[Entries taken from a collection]
= = =

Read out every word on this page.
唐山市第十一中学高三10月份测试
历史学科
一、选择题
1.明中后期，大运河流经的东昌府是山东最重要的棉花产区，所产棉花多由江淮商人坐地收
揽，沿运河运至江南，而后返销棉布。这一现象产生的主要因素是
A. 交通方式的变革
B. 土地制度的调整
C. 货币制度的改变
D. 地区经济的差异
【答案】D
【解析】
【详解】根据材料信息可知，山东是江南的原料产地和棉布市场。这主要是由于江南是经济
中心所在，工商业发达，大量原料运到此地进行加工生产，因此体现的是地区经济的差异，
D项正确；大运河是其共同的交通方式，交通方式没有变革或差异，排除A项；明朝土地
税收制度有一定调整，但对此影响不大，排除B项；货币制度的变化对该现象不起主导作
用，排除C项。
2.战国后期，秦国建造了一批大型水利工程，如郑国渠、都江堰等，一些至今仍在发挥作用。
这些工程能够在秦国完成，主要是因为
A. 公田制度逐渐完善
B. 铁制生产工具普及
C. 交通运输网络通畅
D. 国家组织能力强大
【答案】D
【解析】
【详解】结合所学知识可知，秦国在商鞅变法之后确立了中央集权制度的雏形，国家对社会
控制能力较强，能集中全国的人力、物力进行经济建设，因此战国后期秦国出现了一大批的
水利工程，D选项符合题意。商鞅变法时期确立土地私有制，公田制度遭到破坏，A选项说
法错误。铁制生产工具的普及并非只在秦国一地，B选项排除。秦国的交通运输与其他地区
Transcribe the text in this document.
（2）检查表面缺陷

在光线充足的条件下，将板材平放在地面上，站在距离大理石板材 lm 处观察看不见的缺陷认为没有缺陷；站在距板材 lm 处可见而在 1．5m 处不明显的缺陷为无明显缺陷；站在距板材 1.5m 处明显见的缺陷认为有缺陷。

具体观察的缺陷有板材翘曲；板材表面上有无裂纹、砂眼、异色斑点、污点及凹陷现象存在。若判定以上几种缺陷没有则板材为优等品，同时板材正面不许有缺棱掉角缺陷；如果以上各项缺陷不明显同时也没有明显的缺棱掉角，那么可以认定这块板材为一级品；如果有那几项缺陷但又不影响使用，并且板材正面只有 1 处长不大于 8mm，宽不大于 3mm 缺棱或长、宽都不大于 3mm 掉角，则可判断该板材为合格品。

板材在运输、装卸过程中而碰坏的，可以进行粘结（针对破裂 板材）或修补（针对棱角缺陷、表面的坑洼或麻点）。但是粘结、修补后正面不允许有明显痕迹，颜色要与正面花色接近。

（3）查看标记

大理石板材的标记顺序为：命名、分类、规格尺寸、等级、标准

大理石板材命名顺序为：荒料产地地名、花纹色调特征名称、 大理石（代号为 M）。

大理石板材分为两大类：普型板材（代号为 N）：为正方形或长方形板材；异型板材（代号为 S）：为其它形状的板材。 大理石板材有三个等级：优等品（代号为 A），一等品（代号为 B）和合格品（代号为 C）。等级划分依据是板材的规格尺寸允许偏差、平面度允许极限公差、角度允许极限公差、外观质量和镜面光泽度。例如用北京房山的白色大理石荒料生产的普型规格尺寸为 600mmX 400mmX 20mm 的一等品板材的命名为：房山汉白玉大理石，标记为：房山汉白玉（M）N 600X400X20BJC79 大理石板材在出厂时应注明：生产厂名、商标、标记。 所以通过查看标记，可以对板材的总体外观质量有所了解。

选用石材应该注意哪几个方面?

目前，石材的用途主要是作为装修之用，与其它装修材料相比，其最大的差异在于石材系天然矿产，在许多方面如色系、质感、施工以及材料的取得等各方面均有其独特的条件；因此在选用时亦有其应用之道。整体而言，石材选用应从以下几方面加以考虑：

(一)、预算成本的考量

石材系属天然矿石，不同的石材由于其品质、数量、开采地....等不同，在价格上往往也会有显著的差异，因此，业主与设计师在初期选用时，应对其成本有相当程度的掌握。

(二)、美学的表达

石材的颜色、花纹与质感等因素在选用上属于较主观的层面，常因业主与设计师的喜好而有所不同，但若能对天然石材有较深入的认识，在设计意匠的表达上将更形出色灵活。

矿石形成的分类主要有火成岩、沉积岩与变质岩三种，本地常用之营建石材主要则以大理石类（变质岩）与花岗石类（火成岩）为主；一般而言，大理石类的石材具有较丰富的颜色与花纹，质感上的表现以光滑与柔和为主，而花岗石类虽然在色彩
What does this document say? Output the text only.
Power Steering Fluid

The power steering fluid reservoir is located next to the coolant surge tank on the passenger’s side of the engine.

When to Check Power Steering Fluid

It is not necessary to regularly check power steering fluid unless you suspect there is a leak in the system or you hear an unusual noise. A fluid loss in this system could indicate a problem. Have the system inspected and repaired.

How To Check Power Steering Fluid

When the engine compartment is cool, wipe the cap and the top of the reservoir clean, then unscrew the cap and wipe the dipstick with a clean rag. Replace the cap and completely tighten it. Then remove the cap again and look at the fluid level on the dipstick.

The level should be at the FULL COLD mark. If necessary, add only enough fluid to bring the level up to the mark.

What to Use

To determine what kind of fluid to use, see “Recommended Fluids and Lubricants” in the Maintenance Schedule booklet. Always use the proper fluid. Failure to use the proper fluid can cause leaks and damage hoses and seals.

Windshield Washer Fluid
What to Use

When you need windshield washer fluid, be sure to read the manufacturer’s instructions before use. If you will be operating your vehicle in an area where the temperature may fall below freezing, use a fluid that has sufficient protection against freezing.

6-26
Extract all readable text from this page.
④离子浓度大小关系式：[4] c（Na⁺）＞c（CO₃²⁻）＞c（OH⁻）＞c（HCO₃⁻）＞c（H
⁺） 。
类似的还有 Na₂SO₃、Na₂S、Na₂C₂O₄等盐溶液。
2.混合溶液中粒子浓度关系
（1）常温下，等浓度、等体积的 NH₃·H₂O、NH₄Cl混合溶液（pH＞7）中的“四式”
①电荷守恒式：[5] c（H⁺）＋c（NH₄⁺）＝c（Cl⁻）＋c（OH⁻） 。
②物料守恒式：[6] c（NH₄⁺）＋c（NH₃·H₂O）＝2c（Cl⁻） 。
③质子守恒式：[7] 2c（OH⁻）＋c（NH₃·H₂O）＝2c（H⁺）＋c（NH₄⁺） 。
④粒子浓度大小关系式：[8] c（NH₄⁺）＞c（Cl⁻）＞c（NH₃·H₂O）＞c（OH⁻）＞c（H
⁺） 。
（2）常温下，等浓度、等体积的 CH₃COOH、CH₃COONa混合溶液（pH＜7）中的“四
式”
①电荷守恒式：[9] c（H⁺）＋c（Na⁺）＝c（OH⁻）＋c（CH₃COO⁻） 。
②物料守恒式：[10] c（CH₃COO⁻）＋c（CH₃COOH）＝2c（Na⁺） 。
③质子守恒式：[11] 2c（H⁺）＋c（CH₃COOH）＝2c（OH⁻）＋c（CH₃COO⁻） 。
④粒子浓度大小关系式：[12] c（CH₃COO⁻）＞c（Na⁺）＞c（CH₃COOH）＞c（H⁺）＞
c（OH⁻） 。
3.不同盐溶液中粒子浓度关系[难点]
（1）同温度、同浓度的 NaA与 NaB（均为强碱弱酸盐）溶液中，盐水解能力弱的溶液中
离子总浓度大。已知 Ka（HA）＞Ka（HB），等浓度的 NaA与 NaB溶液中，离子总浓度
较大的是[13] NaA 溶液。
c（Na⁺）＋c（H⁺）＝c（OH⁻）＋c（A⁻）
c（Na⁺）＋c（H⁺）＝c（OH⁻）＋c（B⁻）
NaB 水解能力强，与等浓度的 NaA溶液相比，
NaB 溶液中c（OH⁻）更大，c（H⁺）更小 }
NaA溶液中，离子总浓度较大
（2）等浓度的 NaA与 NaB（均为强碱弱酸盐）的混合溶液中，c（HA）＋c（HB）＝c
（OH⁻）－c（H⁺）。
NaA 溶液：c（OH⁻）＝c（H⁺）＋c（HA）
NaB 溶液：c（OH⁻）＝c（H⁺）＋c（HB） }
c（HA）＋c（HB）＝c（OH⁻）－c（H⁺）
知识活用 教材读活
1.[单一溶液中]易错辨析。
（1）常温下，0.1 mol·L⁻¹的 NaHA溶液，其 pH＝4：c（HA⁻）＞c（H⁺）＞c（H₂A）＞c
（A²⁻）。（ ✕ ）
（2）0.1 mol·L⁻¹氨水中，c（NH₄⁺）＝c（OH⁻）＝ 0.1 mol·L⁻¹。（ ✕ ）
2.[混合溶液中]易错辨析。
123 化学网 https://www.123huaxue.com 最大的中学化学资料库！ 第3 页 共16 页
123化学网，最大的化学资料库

= = =

[GIVEN PROBLEM]
Return each full line of the entries that contains the word "engine".

[SOLUTION FOR THIS EXERCISE]
The power steering fluid reservoir is located next to the coolant surge tank on the passenger’s side of the engine.
When the engine compartment is cool, wipe the cap and the top of the reservoir clean, then unscrew the cap and wipe the dipstick with a clean rag. Replace the cap and completely tighten it. Then remove the cap again and look at the fluid level on the dipstick.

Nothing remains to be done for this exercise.